> [提示文]:
•••••

連載:世界のオーディオブランドを知る(6)スピーカーのイメージを描きかえた「Bowers&Wilkins」の歴史を紐解く
これまでに多くの世界的なオーディオブランドが誕生してきているが、そのブランドがどのような歴史を辿り、今に至るのかをご存知だろうか。オーディオファンを現在に至るまで長く魅了し続けるブランドは多く存在するが、その成り立ちや過去の銘機については意外に知識が曖昧……という方も少なくないのではないだろうか。
そこで本連載では、オーディオ買取専門店「オーディオランド」のご協力のもと、ヴィンテージを含む世界のオーディオブランドを紹介。人気ブランドの成り立ちから歴史、そして歴代の銘機と共に評論家・大橋伸太郎氏が解説する。第6回目となる本稿では「Bowers&Wilkins」ブランドについて紹介しよう。

•••••

> [抜粋データ]:
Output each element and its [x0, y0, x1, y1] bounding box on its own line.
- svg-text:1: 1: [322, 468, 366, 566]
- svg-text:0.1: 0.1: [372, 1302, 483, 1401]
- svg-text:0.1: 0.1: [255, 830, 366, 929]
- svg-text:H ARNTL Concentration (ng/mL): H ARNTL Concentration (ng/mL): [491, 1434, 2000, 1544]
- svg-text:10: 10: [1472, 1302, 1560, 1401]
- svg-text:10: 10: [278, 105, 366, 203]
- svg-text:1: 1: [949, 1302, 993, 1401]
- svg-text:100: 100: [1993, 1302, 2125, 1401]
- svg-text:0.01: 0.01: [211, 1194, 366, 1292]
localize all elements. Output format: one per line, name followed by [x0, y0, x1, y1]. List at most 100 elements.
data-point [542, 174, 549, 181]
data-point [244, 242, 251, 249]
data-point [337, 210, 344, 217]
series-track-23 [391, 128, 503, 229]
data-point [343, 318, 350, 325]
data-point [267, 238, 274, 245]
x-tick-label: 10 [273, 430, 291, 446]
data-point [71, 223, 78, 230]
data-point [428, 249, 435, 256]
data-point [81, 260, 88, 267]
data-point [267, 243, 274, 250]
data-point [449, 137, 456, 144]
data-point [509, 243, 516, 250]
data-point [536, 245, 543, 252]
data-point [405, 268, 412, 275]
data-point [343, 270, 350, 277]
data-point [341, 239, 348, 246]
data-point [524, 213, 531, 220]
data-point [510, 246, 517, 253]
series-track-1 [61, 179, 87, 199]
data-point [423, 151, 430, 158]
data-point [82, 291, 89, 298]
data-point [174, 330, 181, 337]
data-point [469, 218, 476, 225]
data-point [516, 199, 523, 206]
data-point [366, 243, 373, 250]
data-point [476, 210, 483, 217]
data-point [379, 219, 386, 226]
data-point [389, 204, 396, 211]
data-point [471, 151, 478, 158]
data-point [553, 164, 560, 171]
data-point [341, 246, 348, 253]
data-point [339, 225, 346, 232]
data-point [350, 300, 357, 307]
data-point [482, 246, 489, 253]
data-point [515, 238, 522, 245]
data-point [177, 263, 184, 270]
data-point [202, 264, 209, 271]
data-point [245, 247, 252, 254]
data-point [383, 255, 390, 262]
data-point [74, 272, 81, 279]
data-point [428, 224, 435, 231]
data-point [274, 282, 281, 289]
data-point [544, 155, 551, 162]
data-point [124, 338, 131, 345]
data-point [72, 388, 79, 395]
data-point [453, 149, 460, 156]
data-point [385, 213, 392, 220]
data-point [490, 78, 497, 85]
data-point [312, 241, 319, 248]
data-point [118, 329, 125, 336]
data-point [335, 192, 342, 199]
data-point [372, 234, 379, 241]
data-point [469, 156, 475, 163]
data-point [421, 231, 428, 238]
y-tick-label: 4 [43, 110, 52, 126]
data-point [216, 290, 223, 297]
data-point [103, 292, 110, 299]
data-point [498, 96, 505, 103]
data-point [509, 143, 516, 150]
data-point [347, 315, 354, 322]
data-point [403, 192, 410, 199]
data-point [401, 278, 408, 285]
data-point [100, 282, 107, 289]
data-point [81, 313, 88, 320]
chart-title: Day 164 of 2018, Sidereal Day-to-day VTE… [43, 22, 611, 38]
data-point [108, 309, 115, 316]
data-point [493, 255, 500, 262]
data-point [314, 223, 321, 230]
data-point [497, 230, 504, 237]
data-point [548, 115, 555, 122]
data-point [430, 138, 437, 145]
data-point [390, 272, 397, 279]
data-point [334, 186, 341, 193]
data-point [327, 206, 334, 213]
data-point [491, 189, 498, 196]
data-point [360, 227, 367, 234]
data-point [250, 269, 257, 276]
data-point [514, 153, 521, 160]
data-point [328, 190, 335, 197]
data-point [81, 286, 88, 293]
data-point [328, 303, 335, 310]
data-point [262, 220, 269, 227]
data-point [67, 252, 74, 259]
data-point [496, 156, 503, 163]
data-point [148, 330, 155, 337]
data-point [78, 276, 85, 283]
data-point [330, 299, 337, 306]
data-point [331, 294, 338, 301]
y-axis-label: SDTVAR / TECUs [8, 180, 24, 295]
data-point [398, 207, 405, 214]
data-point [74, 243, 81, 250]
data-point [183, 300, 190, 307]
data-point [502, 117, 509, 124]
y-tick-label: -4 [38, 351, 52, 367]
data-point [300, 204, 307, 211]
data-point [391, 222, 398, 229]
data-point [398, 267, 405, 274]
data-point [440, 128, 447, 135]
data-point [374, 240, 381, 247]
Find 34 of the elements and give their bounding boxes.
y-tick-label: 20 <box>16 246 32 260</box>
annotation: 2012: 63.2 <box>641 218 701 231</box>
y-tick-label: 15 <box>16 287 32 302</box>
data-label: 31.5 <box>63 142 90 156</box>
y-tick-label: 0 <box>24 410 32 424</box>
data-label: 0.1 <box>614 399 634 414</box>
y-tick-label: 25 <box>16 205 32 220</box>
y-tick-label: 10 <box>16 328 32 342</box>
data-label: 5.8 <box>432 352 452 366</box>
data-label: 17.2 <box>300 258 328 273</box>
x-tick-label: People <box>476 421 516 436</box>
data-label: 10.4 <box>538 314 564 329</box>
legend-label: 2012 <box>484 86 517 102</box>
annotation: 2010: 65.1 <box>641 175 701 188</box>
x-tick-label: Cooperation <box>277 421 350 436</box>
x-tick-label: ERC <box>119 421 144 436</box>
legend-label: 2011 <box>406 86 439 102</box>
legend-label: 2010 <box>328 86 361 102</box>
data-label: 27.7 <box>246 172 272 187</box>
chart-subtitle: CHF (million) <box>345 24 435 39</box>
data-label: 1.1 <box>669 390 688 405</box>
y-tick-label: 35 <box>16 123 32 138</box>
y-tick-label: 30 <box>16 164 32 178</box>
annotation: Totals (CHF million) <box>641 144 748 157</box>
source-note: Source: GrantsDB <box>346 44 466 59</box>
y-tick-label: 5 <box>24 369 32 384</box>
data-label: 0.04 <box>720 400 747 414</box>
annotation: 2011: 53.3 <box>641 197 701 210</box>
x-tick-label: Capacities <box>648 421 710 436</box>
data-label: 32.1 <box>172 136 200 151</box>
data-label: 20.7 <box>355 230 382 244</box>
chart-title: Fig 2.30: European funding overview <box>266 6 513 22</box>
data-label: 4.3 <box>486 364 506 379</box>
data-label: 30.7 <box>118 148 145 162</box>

•••••

> [目的 A]: 提示文を一字一句違えずに再現してください。
> [目的 B]: エントリーの冒頭から「data-point [339, 225, 346, 232]」を含む行までのすべてを、そのとおりに書き出してください。

> [完全な解答 A]:
連載:世界のオーディオブランドを知る(6)スピーカーのイメージを描きかえた「Bowers&Wilkins」の歴史を紐解く
これまでに多くの世界的なオーディオブランドが誕生してきているが、そのブランドがどのような歴史を辿り、今に至るのかをご存知だろうか。オーディオファンを現在に至るまで長く魅了し続けるブランドは多く存在するが、その成り立ちや過去の銘機については意外に知識が曖昧……という方も少なくないのではないだろうか。
そこで本連載では、オーディオ買取専門店「オーディオランド」のご協力のもと、ヴィンテージを含む世界のオーディオブランドを紹介。人気ブランドの成り立ちから歴史、そして歴代の銘機と共に評論家・大橋伸太郎氏が解説する。第6回目となる本稿では「Bowers&Wilkins」ブランドについて紹介しよう。

> [完全な解答 B]:
Output each element and its [x0, y0, x1, y1] bounding box on its own line.
- svg-text:1: 1: [322, 468, 366, 566]
- svg-text:0.1: 0.1: [372, 1302, 483, 1401]
- svg-text:0.1: 0.1: [255, 830, 366, 929]
- svg-text:H ARNTL Concentration (ng/mL): H ARNTL Concentration (ng/mL): [491, 1434, 2000, 1544]
- svg-text:10: 10: [1472, 1302, 1560, 1401]
- svg-text:10: 10: [278, 105, 366, 203]
- svg-text:1: 1: [949, 1302, 993, 1401]
- svg-text:100: 100: [1993, 1302, 2125, 1401]
- svg-text:0.01: 0.01: [211, 1194, 366, 1292]
localize all elements. Output format: one per line, name followed by [x0, y0, x1, y1]. List at most 100 elements.
data-point [542, 174, 549, 181]
data-point [244, 242, 251, 249]
data-point [337, 210, 344, 217]
series-track-23 [391, 128, 503, 229]
data-point [343, 318, 350, 325]
data-point [267, 238, 274, 245]
x-tick-label: 10 [273, 430, 291, 446]
data-point [71, 223, 78, 230]
data-point [428, 249, 435, 256]
data-point [81, 260, 88, 267]
data-point [267, 243, 274, 250]
data-point [449, 137, 456, 144]
data-point [509, 243, 516, 250]
data-point [536, 245, 543, 252]
data-point [405, 268, 412, 275]
data-point [343, 270, 350, 277]
data-point [341, 239, 348, 246]
data-point [524, 213, 531, 220]
data-point [510, 246, 517, 253]
series-track-1 [61, 179, 87, 199]
data-point [423, 151, 430, 158]
data-point [82, 291, 89, 298]
data-point [174, 330, 181, 337]
data-point [469, 218, 476, 225]
data-point [516, 199, 523, 206]
data-point [366, 243, 373, 250]
data-point [476, 210, 483, 217]
data-point [379, 219, 386, 226]
data-point [389, 204, 396, 211]
data-point [471, 151, 478, 158]
data-point [553, 164, 560, 171]
data-point [341, 246, 348, 253]
data-point [339, 225, 346, 232]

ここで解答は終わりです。